(Figure contents as structured data)
◆ ◆ ◆ ◆ ◆ ◆ ◆

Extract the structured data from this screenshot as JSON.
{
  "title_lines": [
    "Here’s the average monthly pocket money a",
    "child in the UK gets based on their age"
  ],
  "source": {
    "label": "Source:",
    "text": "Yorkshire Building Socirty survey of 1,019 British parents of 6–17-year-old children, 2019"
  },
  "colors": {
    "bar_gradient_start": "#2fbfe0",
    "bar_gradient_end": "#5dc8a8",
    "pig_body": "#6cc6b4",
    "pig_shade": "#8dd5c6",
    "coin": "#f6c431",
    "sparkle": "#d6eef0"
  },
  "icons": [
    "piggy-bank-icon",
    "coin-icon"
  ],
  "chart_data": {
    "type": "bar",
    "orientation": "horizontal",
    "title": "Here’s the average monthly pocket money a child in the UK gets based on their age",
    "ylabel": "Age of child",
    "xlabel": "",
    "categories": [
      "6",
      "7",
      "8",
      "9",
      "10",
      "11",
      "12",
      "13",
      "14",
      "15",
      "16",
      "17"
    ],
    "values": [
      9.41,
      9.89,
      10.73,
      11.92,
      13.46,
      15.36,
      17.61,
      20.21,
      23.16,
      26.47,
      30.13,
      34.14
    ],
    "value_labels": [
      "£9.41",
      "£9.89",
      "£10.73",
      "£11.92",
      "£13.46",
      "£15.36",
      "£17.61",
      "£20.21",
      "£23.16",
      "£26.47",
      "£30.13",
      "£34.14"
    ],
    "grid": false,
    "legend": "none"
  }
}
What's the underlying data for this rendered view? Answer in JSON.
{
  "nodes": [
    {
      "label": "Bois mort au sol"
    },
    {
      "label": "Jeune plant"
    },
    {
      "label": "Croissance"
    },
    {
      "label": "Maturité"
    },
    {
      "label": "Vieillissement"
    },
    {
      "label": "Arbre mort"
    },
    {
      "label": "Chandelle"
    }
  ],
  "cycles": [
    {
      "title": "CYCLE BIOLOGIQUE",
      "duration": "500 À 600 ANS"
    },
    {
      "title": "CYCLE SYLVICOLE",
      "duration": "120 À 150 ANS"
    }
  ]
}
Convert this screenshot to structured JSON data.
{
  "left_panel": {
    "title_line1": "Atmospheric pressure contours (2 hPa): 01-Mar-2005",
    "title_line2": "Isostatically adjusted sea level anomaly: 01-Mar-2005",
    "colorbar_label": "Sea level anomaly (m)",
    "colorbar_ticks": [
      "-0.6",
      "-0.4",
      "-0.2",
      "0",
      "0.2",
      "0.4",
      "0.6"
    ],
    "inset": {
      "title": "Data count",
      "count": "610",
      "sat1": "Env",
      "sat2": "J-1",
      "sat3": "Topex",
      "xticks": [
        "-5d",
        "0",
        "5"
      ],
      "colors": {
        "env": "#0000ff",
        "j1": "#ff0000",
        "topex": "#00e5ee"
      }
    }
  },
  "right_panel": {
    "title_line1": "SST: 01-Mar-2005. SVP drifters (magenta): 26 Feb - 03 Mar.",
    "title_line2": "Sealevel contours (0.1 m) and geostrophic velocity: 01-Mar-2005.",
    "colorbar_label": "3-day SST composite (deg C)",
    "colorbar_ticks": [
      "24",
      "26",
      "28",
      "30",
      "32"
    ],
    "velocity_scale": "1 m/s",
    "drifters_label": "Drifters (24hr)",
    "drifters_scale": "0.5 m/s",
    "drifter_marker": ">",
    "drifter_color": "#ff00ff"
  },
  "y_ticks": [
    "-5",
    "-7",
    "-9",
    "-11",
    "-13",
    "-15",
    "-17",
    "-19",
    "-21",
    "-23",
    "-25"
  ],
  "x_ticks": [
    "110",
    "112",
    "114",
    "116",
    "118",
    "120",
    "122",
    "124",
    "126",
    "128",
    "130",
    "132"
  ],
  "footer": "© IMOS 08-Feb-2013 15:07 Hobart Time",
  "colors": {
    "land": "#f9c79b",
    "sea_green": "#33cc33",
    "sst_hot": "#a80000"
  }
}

◆ ◆ ◆ ◆ ◆ ◆ ◆

• TASK DETAILS
Your task is to retype all of the records exactly.

• RESULT OF THIS EXERCISE
Extract the structured data from this screenshot as JSON.
{
  "title_lines": [
    "Here’s the average monthly pocket money a",
    "child in the UK gets based on their age"
  ],
  "source": {
    "label": "Source:",
    "text": "Yorkshire Building Socirty survey of 1,019 British parents of 6–17-year-old children, 2019"
  },
  "colors": {
    "bar_gradient_start": "#2fbfe0",
    "bar_gradient_end": "#5dc8a8",
    "pig_body": "#6cc6b4",
    "pig_shade": "#8dd5c6",
    "coin": "#f6c431",
    "sparkle": "#d6eef0"
  },
  "icons": [
    "piggy-bank-icon",
    "coin-icon"
  ],
  "chart_data": {
    "type": "bar",
    "orientation": "horizontal",
    "title": "Here’s the average monthly pocket money a child in the UK gets based on their age",
    "ylabel": "Age of child",
    "xlabel": "",
    "categories": [
      "6",
      "7",
      "8",
      "9",
      "10",
      "11",
      "12",
      "13",
      "14",
      "15",
      "16",
      "17"
    ],
    "values": [
      9.41,
      9.89,
      10.73,
      11.92,
      13.46,
      15.36,
      17.61,
      20.21,
      23.16,
      26.47,
      30.13,
      34.14
    ],
    "value_labels": [
      "£9.41",
      "£9.89",
      "£10.73",
      "£11.92",
      "£13.46",
      "£15.36",
      "£17.61",
      "£20.21",
      "£23.16",
      "£26.47",
      "£30.13",
      "£34.14"
    ],
    "grid": false,
    "legend": "none"
  }
}
What's the underlying data for this rendered view? Answer in JSON.
{
  "nodes": [
    {
      "label": "Bois mort au sol"
    },
    {
      "label": "Jeune plant"
    },
    {
      "label": "Croissance"
    },
    {
      "label": "Maturité"
    },
    {
      "label": "Vieillissement"
    },
    {
      "label": "Arbre mort"
    },
    {
      "label": "Chandelle"
    }
  ],
  "cycles": [
    {
      "title": "CYCLE BIOLOGIQUE",
      "duration": "500 À 600 ANS"
    },
    {
      "title": "CYCLE SYLVICOLE",
      "duration": "120 À 150 ANS"
    }
  ]
}
Convert this screenshot to structured JSON data.
{
  "left_panel": {
    "title_line1": "Atmospheric pressure contours (2 hPa): 01-Mar-2005",
    "title_line2": "Isostatically adjusted sea level anomaly: 01-Mar-2005",
    "colorbar_label": "Sea level anomaly (m)",
    "colorbar_ticks": [
      "-0.6",
      "-0.4",
      "-0.2",
      "0",
      "0.2",
      "0.4",
      "0.6"
    ],
    "inset": {
      "title": "Data count",
      "count": "610",
      "sat1": "Env",
      "sat2": "J-1",
      "sat3": "Topex",
      "xticks": [
        "-5d",
        "0",
        "5"
      ],
      "colors": {
        "env": "#0000ff",
        "j1": "#ff0000",
        "topex": "#00e5ee"
      }
    }
  },
  "right_panel": {
    "title_line1": "SST: 01-Mar-2005. SVP drifters (magenta): 26 Feb - 03 Mar.",
    "title_line2": "Sealevel contours (0.1 m) and geostrophic velocity: 01-Mar-2005.",
    "colorbar_label": "3-day SST composite (deg C)",
    "colorbar_ticks": [
      "24",
      "26",
      "28",
      "30",
      "32"
    ],
    "velocity_scale": "1 m/s",
    "drifters_label": "Drifters (24hr)",
    "drifters_scale": "0.5 m/s",
    "drifter_marker": ">",
    "drifter_color": "#ff00ff"
  },
  "y_ticks": [
    "-5",
    "-7",
    "-9",
    "-11",
    "-13",
    "-15",
    "-17",
    "-19",
    "-21",
    "-23",
    "-25"
  ],
  "x_ticks": [
    "110",
    "112",
    "114",
    "116",
    "118",
    "120",
    "122",
    "124",
    "126",
    "128",
    "130",
    "132"
  ],
  "footer": "© IMOS 08-Feb-2013 15:07 Hobart Time",
  "colors": {
    "land": "#f9c79b",
    "sea_green": "#33cc33",
    "sst_hot": "#a80000"
  }
}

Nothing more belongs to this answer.